TO BE DONE: Please reproduce each of the entries below word for word, from the first line to the last.

Stored data entries:
* * * * * * * * *

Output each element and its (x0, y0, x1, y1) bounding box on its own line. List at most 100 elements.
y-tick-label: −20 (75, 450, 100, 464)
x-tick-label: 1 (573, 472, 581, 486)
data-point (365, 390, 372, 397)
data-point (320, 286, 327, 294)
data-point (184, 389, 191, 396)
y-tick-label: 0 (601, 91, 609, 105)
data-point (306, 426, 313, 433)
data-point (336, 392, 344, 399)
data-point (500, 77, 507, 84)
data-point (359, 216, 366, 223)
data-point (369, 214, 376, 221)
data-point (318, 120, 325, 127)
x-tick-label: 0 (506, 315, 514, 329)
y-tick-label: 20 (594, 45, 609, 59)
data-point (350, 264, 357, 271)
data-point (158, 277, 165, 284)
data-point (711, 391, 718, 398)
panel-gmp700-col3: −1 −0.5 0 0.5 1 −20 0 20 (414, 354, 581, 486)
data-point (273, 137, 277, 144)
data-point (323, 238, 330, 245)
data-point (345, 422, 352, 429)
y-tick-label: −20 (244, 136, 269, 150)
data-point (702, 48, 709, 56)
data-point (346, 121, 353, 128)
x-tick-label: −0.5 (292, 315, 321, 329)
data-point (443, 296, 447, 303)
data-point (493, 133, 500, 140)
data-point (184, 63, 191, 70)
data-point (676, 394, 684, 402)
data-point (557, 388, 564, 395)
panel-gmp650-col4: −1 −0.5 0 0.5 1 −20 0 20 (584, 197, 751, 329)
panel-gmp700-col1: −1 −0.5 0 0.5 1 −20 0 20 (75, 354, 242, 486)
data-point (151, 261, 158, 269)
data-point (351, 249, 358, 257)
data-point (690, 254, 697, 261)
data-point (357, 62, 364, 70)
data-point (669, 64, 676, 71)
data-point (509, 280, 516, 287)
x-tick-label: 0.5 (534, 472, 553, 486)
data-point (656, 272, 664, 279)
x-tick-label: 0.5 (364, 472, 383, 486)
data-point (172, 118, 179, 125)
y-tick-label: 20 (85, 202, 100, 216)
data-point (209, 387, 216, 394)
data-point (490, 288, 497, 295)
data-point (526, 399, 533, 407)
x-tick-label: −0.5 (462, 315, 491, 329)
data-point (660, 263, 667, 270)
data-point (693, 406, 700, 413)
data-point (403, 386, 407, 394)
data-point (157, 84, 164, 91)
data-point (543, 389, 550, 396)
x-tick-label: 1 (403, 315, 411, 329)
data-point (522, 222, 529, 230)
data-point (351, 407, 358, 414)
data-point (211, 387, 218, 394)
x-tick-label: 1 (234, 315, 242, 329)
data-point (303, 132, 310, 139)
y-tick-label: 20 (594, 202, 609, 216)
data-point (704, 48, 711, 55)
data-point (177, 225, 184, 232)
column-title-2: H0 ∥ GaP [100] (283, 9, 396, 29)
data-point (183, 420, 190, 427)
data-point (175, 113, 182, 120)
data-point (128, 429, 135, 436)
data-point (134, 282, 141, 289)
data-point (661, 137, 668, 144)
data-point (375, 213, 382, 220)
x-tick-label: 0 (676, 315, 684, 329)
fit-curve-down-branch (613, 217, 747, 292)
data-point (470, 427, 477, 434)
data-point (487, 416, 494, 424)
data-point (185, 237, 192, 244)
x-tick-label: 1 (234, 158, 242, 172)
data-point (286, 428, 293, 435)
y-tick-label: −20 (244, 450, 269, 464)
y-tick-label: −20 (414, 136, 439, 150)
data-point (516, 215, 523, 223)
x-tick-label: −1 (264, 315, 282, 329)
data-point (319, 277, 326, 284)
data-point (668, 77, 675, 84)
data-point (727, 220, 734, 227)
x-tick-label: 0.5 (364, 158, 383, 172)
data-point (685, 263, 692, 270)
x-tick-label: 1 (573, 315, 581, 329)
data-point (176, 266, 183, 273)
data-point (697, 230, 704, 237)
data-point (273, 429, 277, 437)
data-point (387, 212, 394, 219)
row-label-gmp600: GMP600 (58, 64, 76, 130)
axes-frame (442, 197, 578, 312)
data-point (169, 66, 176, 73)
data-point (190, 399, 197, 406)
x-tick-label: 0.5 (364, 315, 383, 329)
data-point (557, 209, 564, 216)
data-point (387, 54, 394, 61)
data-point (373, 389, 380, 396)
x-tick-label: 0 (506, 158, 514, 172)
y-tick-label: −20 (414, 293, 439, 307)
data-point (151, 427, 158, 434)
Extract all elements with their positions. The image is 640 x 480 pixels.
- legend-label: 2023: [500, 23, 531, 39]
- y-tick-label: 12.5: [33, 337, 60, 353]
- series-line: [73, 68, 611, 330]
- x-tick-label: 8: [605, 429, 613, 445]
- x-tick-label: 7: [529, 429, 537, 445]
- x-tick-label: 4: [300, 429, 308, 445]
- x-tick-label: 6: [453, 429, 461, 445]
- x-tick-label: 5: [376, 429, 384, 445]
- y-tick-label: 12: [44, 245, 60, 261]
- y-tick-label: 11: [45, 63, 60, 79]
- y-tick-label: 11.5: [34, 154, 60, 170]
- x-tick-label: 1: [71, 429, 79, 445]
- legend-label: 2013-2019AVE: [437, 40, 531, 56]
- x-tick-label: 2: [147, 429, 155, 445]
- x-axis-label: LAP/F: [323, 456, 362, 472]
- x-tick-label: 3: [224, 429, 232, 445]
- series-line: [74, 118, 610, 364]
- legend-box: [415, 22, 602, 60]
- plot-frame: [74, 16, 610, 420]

* * * * * * * * *

EXPECTED OUTPUT:
Output each element and its (x0, y0, x1, y1) bounding box on its own line. List at most 100 elements.
y-tick-label: −20 (75, 450, 100, 464)
x-tick-label: 1 (573, 472, 581, 486)
data-point (365, 390, 372, 397)
data-point (320, 286, 327, 294)
data-point (184, 389, 191, 396)
y-tick-label: 0 (601, 91, 609, 105)
data-point (306, 426, 313, 433)
data-point (336, 392, 344, 399)
data-point (500, 77, 507, 84)
data-point (359, 216, 366, 223)
data-point (369, 214, 376, 221)
data-point (318, 120, 325, 127)
x-tick-label: 0 (506, 315, 514, 329)
y-tick-label: 20 (594, 45, 609, 59)
data-point (350, 264, 357, 271)
data-point (158, 277, 165, 284)
data-point (711, 391, 718, 398)
panel-gmp700-col3: −1 −0.5 0 0.5 1 −20 0 20 (414, 354, 581, 486)
data-point (273, 137, 277, 144)
data-point (323, 238, 330, 245)
data-point (345, 422, 352, 429)
y-tick-label: −20 (244, 136, 269, 150)
data-point (702, 48, 709, 56)
data-point (346, 121, 353, 128)
x-tick-label: −0.5 (292, 315, 321, 329)
data-point (443, 296, 447, 303)
data-point (493, 133, 500, 140)
data-point (184, 63, 191, 70)
data-point (676, 394, 684, 402)
data-point (557, 388, 564, 395)
panel-gmp650-col4: −1 −0.5 0 0.5 1 −20 0 20 (584, 197, 751, 329)
panel-gmp700-col1: −1 −0.5 0 0.5 1 −20 0 20 (75, 354, 242, 486)
data-point (151, 261, 158, 269)
data-point (351, 249, 358, 257)
data-point (690, 254, 697, 261)
data-point (357, 62, 364, 70)
data-point (669, 64, 676, 71)
data-point (509, 280, 516, 287)
x-tick-label: 0.5 (534, 472, 553, 486)
data-point (656, 272, 664, 279)
x-tick-label: 0.5 (364, 472, 383, 486)
data-point (172, 118, 179, 125)
y-tick-label: 20 (85, 202, 100, 216)
data-point (209, 387, 216, 394)
data-point (490, 288, 497, 295)
data-point (526, 399, 533, 407)
x-tick-label: −0.5 (462, 315, 491, 329)
data-point (660, 263, 667, 270)
data-point (693, 406, 700, 413)
data-point (403, 386, 407, 394)
data-point (157, 84, 164, 91)
data-point (543, 389, 550, 396)
x-tick-label: 1 (403, 315, 411, 329)
data-point (522, 222, 529, 230)
data-point (351, 407, 358, 414)
data-point (211, 387, 218, 394)
x-tick-label: 1 (234, 315, 242, 329)
data-point (303, 132, 310, 139)
y-tick-label: 20 (594, 202, 609, 216)
data-point (704, 48, 711, 55)
data-point (177, 225, 184, 232)
column-title-2: H0 ∥ GaP [100] (283, 9, 396, 29)
data-point (183, 420, 190, 427)
data-point (175, 113, 182, 120)
data-point (128, 429, 135, 436)
data-point (134, 282, 141, 289)
data-point (661, 137, 668, 144)
data-point (375, 213, 382, 220)
x-tick-label: 0 (676, 315, 684, 329)
fit-curve-down-branch (613, 217, 747, 292)
data-point (470, 427, 477, 434)
data-point (487, 416, 494, 424)
data-point (185, 237, 192, 244)
x-tick-label: 1 (234, 158, 242, 172)
data-point (286, 428, 293, 435)
y-tick-label: −20 (244, 450, 269, 464)
y-tick-label: −20 (414, 136, 439, 150)
data-point (516, 215, 523, 223)
x-tick-label: −1 (264, 315, 282, 329)
data-point (319, 277, 326, 284)
data-point (668, 77, 675, 84)
data-point (727, 220, 734, 227)
x-tick-label: 0.5 (364, 158, 383, 172)
data-point (685, 263, 692, 270)
x-tick-label: 1 (573, 315, 581, 329)
data-point (176, 266, 183, 273)
data-point (697, 230, 704, 237)
data-point (273, 429, 277, 437)
data-point (387, 212, 394, 219)
row-label-gmp600: GMP600 (58, 64, 76, 130)
axes-frame (442, 197, 578, 312)
data-point (169, 66, 176, 73)
data-point (190, 399, 197, 406)
x-tick-label: 0.5 (364, 315, 383, 329)
data-point (557, 209, 564, 216)
data-point (387, 54, 394, 61)
data-point (373, 389, 380, 396)
x-tick-label: 0 (506, 158, 514, 172)
y-tick-label: −20 (414, 293, 439, 307)
data-point (151, 427, 158, 434)
Extract all elements with their positions. The image is 640 x 480 pixels.
- legend-label: 2023: [500, 23, 531, 39]
- y-tick-label: 12.5: [33, 337, 60, 353]
- series-line: [73, 68, 611, 330]
- x-tick-label: 8: [605, 429, 613, 445]
- x-tick-label: 7: [529, 429, 537, 445]
- x-tick-label: 4: [300, 429, 308, 445]
- x-tick-label: 6: [453, 429, 461, 445]
- x-tick-label: 5: [376, 429, 384, 445]
- y-tick-label: 12: [44, 245, 60, 261]
- y-tick-label: 11: [45, 63, 60, 79]
- y-tick-label: 11.5: [34, 154, 60, 170]
- x-tick-label: 1: [71, 429, 79, 445]
- legend-label: 2013-2019AVE: [437, 40, 531, 56]
- x-tick-label: 2: [147, 429, 155, 445]
- x-axis-label: LAP/F: [323, 456, 362, 472]
- x-tick-label: 3: [224, 429, 232, 445]
- series-line: [74, 118, 610, 364]
- legend-box: [415, 22, 602, 60]
- plot-frame: [74, 16, 610, 420]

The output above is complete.